» Short problem
From the entries below, pull out each line where "Пирожок" appears.

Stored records
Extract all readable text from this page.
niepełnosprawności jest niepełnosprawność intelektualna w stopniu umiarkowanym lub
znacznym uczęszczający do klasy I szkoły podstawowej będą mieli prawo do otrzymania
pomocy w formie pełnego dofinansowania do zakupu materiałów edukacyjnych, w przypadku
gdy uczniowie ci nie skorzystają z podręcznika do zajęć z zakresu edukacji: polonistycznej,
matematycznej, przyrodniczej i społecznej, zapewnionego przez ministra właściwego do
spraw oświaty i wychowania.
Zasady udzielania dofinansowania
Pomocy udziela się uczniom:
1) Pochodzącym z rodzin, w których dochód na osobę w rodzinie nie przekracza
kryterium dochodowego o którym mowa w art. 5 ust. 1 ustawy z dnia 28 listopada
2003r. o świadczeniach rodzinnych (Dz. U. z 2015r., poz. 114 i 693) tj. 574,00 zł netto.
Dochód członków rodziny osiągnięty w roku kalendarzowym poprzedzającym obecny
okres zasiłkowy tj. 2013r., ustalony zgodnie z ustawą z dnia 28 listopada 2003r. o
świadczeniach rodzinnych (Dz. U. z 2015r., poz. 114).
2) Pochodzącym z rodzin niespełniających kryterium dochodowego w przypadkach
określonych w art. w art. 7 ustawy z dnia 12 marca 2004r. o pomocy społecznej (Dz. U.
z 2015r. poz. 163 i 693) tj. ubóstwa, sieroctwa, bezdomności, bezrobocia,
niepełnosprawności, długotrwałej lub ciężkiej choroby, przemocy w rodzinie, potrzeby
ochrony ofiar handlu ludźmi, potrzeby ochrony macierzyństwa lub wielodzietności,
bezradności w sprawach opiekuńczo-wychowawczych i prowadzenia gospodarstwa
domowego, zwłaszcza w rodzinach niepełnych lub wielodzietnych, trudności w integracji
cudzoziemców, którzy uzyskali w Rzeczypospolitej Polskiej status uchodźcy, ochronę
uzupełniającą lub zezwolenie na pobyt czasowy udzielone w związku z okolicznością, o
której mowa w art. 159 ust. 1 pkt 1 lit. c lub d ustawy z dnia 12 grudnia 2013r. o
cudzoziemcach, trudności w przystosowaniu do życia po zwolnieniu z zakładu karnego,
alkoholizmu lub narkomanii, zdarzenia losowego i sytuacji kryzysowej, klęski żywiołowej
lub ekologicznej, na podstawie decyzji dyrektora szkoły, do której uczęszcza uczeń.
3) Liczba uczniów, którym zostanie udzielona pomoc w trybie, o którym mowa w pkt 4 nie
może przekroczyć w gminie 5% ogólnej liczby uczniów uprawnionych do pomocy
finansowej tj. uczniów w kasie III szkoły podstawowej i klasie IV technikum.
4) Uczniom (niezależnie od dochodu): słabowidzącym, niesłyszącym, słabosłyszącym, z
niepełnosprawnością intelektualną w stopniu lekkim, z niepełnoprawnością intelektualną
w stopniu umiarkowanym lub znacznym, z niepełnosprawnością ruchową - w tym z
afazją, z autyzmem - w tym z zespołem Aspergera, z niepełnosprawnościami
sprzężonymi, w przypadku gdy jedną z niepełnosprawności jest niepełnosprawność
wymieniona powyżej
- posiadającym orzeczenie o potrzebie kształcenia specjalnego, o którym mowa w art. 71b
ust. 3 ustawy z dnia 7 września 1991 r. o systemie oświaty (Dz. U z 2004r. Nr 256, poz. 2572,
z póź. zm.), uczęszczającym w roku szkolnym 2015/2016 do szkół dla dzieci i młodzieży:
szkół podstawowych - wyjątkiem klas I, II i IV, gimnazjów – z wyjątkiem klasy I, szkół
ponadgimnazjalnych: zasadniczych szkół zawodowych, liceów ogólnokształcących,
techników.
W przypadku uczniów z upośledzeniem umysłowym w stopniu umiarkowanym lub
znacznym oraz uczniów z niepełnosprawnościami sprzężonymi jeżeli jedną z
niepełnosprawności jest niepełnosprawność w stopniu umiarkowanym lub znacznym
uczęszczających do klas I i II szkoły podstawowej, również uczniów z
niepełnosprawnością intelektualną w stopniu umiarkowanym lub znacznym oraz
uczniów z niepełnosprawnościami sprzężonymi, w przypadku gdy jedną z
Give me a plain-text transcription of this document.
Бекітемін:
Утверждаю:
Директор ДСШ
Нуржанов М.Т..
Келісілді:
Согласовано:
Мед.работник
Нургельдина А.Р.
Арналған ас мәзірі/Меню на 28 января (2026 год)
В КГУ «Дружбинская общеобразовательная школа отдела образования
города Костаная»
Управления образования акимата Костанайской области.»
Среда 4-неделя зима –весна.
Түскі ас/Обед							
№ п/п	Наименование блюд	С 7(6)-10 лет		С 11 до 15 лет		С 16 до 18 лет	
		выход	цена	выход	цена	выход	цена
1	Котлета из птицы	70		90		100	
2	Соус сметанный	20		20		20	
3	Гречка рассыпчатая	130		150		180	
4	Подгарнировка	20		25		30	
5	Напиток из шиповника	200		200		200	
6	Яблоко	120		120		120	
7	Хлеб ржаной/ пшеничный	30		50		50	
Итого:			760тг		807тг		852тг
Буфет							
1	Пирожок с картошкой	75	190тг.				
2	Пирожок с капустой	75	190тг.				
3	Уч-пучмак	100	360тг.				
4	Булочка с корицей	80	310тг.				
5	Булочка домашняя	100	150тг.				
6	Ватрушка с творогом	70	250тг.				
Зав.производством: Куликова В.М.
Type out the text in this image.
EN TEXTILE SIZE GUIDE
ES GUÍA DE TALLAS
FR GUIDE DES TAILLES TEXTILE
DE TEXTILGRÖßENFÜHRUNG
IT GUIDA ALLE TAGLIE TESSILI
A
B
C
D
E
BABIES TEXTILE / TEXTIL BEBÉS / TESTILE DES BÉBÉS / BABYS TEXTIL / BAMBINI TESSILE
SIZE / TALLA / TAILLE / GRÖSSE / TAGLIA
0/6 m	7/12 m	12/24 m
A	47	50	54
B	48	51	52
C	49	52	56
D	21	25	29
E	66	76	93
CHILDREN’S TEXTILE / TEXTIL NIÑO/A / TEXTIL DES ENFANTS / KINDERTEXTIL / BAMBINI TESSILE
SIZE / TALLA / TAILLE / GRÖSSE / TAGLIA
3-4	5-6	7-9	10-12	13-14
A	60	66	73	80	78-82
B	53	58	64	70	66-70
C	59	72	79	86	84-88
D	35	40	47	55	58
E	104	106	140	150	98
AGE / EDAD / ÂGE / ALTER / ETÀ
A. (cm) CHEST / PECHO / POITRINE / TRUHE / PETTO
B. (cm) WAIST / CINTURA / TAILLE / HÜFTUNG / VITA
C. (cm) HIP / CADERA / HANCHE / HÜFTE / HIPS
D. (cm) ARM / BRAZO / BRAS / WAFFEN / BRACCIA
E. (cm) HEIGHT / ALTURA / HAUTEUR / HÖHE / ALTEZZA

» Full solution
1	Пирожок с картошкой	75	190тг.				
2	Пирожок с капустой	75	190тг.				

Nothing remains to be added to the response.